▸ WHAT IS ASKED:
Gather every line below where "data" appears.

▸ INPUT RECORDS:
<<<<

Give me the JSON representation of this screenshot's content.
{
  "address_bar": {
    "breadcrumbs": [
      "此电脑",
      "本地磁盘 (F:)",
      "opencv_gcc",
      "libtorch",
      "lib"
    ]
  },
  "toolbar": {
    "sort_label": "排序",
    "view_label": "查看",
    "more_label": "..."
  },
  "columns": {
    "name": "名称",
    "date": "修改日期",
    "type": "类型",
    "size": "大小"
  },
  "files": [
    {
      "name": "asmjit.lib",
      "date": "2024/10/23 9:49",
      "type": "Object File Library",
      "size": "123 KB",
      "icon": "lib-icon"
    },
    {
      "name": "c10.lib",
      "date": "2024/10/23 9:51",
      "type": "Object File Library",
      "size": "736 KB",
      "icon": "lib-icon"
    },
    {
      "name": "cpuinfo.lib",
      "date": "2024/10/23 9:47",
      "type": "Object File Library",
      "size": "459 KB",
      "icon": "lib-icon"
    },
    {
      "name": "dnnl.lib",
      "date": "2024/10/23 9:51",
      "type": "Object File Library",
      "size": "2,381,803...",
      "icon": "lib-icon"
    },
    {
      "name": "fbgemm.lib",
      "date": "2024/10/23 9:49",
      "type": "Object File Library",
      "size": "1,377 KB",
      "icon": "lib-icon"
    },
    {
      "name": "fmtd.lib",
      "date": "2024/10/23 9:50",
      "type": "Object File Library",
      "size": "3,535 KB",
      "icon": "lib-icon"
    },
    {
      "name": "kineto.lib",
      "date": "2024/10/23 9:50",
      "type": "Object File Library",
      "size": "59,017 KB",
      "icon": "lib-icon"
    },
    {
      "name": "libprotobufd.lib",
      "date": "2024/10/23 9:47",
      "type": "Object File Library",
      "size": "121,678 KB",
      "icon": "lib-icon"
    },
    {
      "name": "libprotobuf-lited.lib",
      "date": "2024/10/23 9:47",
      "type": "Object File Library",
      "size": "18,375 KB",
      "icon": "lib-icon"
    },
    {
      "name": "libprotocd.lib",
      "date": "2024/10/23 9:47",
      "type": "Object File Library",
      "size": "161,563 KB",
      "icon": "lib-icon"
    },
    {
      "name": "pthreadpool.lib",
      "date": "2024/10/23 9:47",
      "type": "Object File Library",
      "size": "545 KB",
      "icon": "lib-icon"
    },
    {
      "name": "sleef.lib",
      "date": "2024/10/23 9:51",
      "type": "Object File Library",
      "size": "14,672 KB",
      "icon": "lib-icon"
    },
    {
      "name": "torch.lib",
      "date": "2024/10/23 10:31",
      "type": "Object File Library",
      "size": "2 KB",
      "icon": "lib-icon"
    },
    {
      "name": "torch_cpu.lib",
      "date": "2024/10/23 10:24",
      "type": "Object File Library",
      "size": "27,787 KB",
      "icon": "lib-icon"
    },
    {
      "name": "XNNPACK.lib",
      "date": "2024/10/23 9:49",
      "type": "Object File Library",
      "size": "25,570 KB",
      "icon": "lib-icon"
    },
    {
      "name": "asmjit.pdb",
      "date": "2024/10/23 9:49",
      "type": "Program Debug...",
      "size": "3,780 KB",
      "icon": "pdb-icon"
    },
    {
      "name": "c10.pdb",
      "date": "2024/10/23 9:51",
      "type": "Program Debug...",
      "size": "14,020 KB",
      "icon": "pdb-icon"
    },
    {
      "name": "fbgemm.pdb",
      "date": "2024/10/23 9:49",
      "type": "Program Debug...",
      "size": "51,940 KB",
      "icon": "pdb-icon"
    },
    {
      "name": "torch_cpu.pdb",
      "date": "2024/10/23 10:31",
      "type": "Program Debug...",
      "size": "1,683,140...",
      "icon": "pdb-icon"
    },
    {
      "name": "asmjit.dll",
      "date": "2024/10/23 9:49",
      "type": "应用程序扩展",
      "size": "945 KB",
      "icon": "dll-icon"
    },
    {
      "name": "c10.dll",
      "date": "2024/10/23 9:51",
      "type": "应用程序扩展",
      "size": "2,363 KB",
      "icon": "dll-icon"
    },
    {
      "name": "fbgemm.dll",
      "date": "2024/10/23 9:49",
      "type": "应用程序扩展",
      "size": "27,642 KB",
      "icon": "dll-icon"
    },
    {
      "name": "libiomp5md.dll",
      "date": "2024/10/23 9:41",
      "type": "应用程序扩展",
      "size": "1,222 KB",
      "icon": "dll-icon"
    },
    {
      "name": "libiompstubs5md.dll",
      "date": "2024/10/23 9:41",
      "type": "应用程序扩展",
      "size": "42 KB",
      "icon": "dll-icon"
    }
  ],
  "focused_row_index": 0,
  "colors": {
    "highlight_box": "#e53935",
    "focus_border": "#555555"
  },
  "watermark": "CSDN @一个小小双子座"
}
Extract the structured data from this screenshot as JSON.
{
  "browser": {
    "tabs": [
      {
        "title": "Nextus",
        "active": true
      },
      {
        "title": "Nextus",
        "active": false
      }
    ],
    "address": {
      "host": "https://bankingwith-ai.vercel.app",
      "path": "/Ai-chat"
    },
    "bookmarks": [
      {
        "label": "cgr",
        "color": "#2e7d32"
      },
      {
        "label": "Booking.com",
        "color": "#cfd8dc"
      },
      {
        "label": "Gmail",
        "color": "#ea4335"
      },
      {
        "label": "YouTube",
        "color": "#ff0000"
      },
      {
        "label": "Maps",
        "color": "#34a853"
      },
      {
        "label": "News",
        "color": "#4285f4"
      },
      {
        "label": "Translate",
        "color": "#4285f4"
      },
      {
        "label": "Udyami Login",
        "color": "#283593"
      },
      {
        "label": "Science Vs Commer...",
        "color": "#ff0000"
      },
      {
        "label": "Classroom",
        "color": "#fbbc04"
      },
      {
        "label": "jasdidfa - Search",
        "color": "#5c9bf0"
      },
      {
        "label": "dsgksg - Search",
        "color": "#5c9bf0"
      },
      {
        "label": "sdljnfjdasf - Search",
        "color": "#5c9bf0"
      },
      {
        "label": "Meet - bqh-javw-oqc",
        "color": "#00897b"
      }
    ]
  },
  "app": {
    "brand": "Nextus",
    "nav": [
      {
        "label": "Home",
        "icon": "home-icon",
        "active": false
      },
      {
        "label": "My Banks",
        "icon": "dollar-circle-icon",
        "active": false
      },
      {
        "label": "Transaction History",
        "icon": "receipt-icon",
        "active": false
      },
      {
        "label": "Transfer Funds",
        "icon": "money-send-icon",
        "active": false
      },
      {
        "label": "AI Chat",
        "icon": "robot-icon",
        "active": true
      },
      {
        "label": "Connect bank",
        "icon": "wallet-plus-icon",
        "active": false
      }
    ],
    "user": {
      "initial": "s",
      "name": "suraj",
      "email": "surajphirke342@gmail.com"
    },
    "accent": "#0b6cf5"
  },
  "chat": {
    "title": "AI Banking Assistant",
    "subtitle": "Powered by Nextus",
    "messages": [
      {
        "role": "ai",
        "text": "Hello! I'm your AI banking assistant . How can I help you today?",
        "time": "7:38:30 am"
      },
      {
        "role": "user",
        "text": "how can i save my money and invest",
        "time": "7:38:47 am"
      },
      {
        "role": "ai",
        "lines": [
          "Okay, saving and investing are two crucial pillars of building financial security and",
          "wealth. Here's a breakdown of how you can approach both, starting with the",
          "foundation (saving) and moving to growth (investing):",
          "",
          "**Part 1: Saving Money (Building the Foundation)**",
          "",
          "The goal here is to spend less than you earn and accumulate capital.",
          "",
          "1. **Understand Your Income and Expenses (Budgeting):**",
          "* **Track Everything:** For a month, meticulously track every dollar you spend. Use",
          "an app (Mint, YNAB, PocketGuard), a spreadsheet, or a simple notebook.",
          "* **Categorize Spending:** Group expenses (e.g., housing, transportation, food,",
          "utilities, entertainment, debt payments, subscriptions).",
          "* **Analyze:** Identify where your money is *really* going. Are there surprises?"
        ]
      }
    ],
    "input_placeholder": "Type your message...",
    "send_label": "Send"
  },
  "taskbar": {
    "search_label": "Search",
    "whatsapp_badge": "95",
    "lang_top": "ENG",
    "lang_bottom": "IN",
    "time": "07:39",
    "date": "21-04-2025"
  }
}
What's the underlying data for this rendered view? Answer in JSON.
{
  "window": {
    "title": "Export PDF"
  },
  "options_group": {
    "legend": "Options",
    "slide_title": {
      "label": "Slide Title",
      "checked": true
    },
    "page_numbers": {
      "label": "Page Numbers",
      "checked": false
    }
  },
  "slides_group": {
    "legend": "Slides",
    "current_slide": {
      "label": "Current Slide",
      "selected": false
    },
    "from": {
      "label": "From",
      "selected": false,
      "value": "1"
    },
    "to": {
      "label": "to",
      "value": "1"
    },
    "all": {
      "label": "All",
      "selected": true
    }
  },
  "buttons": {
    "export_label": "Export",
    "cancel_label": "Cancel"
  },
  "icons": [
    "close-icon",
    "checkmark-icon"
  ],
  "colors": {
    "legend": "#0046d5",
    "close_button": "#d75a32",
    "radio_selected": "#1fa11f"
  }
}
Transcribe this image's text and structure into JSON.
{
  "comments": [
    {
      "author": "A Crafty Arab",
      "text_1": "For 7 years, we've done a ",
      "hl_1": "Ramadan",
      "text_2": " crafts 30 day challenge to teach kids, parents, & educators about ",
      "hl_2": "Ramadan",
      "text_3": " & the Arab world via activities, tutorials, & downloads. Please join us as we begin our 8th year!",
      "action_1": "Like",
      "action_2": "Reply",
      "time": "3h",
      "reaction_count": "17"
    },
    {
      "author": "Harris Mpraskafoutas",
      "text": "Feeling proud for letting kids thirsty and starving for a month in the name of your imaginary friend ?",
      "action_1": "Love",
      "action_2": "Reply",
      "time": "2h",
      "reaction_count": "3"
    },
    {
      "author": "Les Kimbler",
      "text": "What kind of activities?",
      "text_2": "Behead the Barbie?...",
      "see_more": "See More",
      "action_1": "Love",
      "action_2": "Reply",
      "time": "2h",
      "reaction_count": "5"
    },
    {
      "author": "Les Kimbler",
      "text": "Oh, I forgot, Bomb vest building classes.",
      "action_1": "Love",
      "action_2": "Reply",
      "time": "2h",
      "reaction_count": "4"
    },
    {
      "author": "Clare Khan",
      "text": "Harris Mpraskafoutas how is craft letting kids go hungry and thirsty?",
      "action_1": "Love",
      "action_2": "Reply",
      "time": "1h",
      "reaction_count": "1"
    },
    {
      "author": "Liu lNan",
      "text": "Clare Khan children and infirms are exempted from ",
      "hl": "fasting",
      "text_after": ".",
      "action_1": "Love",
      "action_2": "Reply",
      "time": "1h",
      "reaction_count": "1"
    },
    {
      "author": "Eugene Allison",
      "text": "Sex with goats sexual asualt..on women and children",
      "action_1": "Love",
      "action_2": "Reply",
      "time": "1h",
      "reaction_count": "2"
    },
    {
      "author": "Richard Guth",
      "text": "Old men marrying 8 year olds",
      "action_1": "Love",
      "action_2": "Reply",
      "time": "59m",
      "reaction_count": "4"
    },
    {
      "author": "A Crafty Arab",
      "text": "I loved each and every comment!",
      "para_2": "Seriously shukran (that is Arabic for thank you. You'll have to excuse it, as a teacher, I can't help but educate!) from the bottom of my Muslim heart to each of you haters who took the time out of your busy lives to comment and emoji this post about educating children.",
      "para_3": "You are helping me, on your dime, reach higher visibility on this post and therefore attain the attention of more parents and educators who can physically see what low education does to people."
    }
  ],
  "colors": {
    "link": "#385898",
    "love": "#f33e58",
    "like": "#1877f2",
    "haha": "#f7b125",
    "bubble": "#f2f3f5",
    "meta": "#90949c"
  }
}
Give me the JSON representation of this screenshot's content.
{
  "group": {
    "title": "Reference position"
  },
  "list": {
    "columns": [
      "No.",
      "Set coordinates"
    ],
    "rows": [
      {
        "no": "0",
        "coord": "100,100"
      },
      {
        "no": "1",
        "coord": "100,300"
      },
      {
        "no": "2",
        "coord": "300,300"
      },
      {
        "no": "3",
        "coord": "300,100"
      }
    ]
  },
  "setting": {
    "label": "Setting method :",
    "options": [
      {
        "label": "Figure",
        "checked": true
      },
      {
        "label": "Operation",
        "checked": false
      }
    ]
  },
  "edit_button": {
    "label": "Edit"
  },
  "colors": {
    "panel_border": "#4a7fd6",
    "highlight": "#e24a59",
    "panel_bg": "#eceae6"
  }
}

>>>>

▸ EXERCISE ANSWER:
Extract the structured data from this screenshot as JSON.
What's the underlying data for this rendered view? Answer in JSON.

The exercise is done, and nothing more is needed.